GIVEN PROBLEM
Pick out the lines below that contain the string "tamburi" and copy them all.

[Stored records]
════
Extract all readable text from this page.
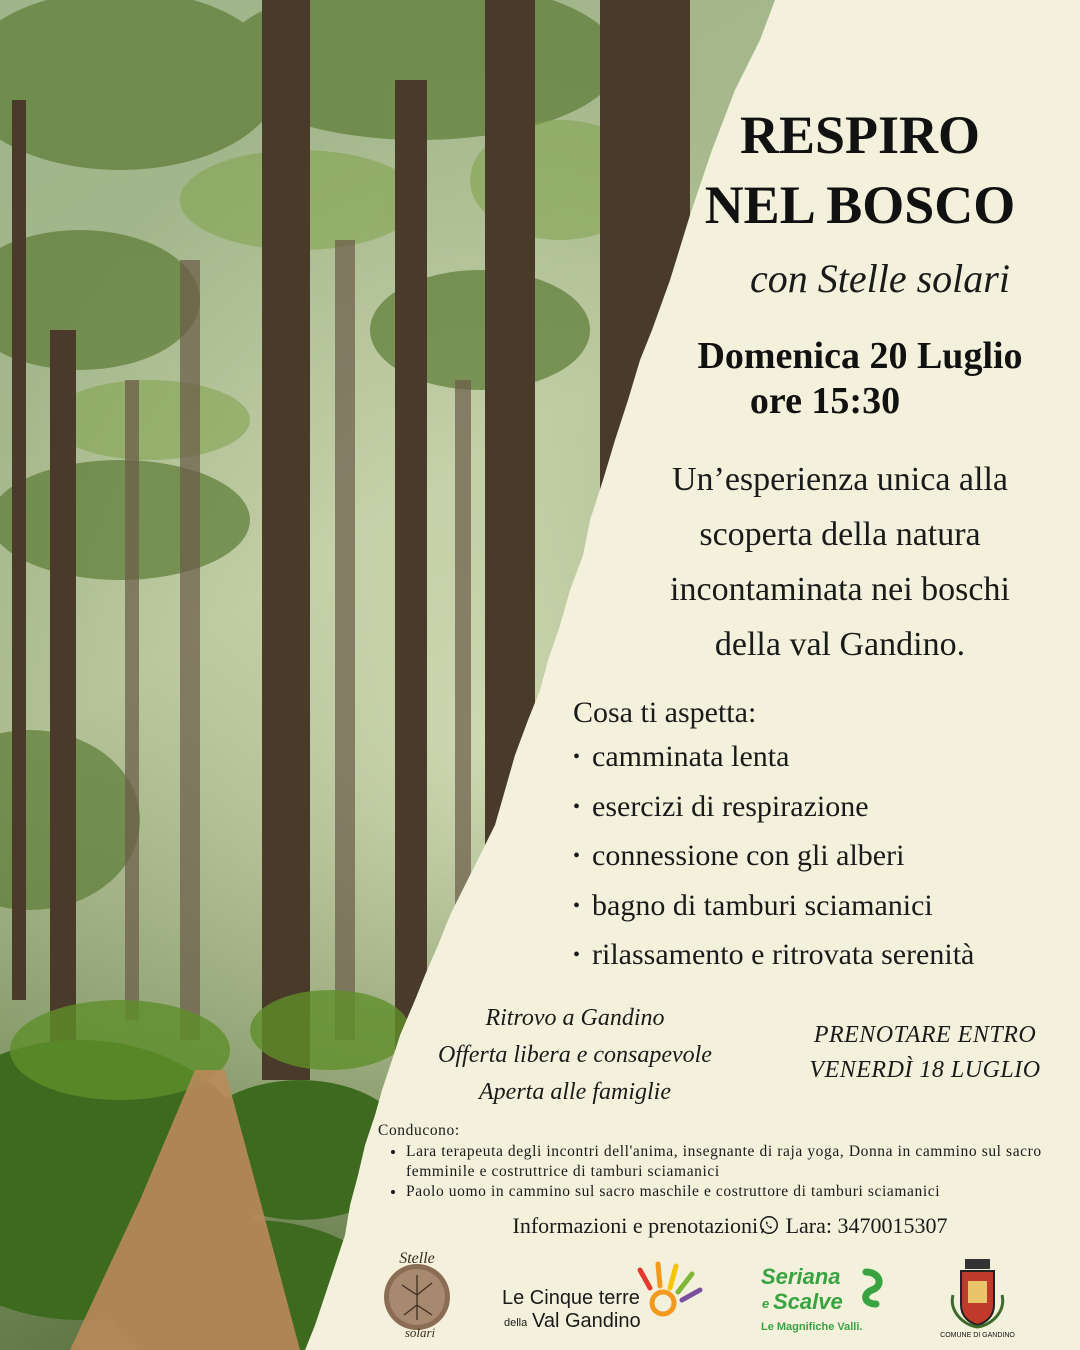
RESPIRO
NEL BOSCO
con Stelle solari
Domenica 20 Luglio
ore 15:30
Un’esperienza unica alla
scoperta della natura
incontaminata nei boschi
della val Gandino.
Cosa ti aspetta:
• camminata lenta
• esercizi di respirazione
• connessione con gli alberi
• bagno di tamburi sciamanici
• rilassamento e ritrovata serenità
Ritrovo a Gandino
Offerta libera e consapevole
Aperta alle famiglie
PRENOTARE ENTRO
VENERDÌ 18 LUGLIO
Conducono:
• Lara terapeuta degli incontri dell'anima, insegnante di raja yoga, Donna in cammino sul sacro femminile e costruttrice di tamburi sciamanici
• Paolo uomo in cammino sul sacro maschile e costruttore di tamburi sciamanici
Informazioni e prenotazioni Lara: 3470015307
Stelle
solari
Le Cinque terre
della Val Gandino
Seriana
e Scalve
Le Magnifiche Valli.
COMUNE DI GANDINO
════
FULL ANSWER
• bagno di tamburi sciamanici
• Lara terapeuta degli incontri dell'anima, insegnante di raja yoga, Donna in cammino sul sacro femminile e costruttrice di tamburi sciamanici
• Paolo uomo in cammino sul sacro maschile e costruttore di tamburi sciamanici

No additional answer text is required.